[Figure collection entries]
------------------------------------

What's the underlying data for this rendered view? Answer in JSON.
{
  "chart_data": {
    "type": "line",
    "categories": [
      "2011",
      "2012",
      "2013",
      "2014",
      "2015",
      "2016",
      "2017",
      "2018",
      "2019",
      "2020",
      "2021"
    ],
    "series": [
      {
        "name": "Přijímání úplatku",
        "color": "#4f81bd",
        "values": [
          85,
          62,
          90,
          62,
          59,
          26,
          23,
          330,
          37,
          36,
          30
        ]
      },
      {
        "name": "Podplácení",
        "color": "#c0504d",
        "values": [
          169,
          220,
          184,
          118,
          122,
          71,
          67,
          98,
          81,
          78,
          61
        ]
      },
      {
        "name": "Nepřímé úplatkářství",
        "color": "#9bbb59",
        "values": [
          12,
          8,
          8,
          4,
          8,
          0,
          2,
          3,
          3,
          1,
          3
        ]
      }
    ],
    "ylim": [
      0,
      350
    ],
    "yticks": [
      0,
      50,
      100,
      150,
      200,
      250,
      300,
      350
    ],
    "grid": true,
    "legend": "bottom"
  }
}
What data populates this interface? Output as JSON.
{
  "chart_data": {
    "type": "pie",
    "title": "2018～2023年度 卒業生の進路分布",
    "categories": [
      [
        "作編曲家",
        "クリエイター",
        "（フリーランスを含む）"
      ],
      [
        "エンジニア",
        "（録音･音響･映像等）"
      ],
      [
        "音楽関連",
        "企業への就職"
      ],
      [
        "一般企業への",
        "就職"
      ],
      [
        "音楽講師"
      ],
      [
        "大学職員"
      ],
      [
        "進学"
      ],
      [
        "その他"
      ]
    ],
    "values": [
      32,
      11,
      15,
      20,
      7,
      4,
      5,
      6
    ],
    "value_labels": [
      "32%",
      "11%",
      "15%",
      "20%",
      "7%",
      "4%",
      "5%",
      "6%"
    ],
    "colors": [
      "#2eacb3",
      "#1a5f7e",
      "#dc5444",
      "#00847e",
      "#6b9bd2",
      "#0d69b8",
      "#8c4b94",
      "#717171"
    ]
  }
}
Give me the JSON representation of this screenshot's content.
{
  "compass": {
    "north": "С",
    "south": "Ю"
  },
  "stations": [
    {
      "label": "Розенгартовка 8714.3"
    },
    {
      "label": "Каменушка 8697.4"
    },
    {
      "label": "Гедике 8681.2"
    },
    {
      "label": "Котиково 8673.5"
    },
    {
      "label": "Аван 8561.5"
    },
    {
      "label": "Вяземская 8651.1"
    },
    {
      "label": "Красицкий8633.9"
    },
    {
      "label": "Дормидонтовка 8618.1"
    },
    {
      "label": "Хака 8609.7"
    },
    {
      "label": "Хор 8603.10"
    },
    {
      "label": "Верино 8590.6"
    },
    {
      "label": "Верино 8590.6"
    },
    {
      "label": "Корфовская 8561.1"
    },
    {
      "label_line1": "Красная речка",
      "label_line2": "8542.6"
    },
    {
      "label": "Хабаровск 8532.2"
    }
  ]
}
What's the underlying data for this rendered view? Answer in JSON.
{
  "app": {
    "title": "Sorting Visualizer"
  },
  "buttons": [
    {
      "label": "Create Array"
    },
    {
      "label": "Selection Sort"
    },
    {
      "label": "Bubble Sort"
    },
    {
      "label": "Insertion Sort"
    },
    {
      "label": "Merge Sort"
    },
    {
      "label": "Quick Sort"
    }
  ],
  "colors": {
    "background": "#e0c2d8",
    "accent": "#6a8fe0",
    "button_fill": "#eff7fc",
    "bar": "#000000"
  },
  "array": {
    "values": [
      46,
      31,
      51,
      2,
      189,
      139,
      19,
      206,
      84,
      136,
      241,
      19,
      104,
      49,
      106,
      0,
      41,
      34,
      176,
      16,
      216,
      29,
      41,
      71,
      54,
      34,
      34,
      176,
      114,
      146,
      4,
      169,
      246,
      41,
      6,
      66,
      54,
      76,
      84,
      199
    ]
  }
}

------------------------------------

*PROBLEM TO SOLVE*: Repeat every line of the records above exactly.

*RESULT FOR THIS TASK*:
What's the underlying data for this rendered view? Answer in JSON.
{
  "chart_data": {
    "type": "line",
    "categories": [
      "2011",
      "2012",
      "2013",
      "2014",
      "2015",
      "2016",
      "2017",
      "2018",
      "2019",
      "2020",
      "2021"
    ],
    "series": [
      {
        "name": "Přijímání úplatku",
        "color": "#4f81bd",
        "values": [
          85,
          62,
          90,
          62,
          59,
          26,
          23,
          330,
          37,
          36,
          30
        ]
      },
      {
        "name": "Podplácení",
        "color": "#c0504d",
        "values": [
          169,
          220,
          184,
          118,
          122,
          71,
          67,
          98,
          81,
          78,
          61
        ]
      },
      {
        "name": "Nepřímé úplatkářství",
        "color": "#9bbb59",
        "values": [
          12,
          8,
          8,
          4,
          8,
          0,
          2,
          3,
          3,
          1,
          3
        ]
      }
    ],
    "ylim": [
      0,
      350
    ],
    "yticks": [
      0,
      50,
      100,
      150,
      200,
      250,
      300,
      350
    ],
    "grid": true,
    "legend": "bottom"
  }
}
What data populates this interface? Output as JSON.
{
  "chart_data": {
    "type": "pie",
    "title": "2018～2023年度 卒業生の進路分布",
    "categories": [
      [
        "作編曲家",
        "クリエイター",
        "（フリーランスを含む）"
      ],
      [
        "エンジニア",
        "（録音･音響･映像等）"
      ],
      [
        "音楽関連",
        "企業への就職"
      ],
      [
        "一般企業への",
        "就職"
      ],
      [
        "音楽講師"
      ],
      [
        "大学職員"
      ],
      [
        "進学"
      ],
      [
        "その他"
      ]
    ],
    "values": [
      32,
      11,
      15,
      20,
      7,
      4,
      5,
      6
    ],
    "value_labels": [
      "32%",
      "11%",
      "15%",
      "20%",
      "7%",
      "4%",
      "5%",
      "6%"
    ],
    "colors": [
      "#2eacb3",
      "#1a5f7e",
      "#dc5444",
      "#00847e",
      "#6b9bd2",
      "#0d69b8",
      "#8c4b94",
      "#717171"
    ]
  }
}
Give me the JSON representation of this screenshot's content.
{
  "compass": {
    "north": "С",
    "south": "Ю"
  },
  "stations": [
    {
      "label": "Розенгартовка 8714.3"
    },
    {
      "label": "Каменушка 8697.4"
    },
    {
      "label": "Гедике 8681.2"
    },
    {
      "label": "Котиково 8673.5"
    },
    {
      "label": "Аван 8561.5"
    },
    {
      "label": "Вяземская 8651.1"
    },
    {
      "label": "Красицкий8633.9"
    },
    {
      "label": "Дормидонтовка 8618.1"
    },
    {
      "label": "Хака 8609.7"
    },
    {
      "label": "Хор 8603.10"
    },
    {
      "label": "Верино 8590.6"
    },
    {
      "label": "Верино 8590.6"
    },
    {
      "label": "Корфовская 8561.1"
    },
    {
      "label_line1": "Красная речка",
      "label_line2": "8542.6"
    },
    {
      "label": "Хабаровск 8532.2"
    }
  ]
}
What's the underlying data for this rendered view? Answer in JSON.
{
  "app": {
    "title": "Sorting Visualizer"
  },
  "buttons": [
    {
      "label": "Create Array"
    },
    {
      "label": "Selection Sort"
    },
    {
      "label": "Bubble Sort"
    },
    {
      "label": "Insertion Sort"
    },
    {
      "label": "Merge Sort"
    },
    {
      "label": "Quick Sort"
    }
  ],
  "colors": {
    "background": "#e0c2d8",
    "accent": "#6a8fe0",
    "button_fill": "#eff7fc",
    "bar": "#000000"
  },
  "array": {
    "values": [
      46,
      31,
      51,
      2,
      189,
      139,
      19,
      206,
      84,
      136,
      241,
      19,
      104,
      49,
      106,
      0,
      41,
      34,
      176,
      16,
      216,
      29,
      41,
      71,
      54,
      34,
      34,
      176,
      114,
      146,
      4,
      169,
      246,
      41,
      6,
      66,
      54,
      76,
      84,
      199
    ]
  }
}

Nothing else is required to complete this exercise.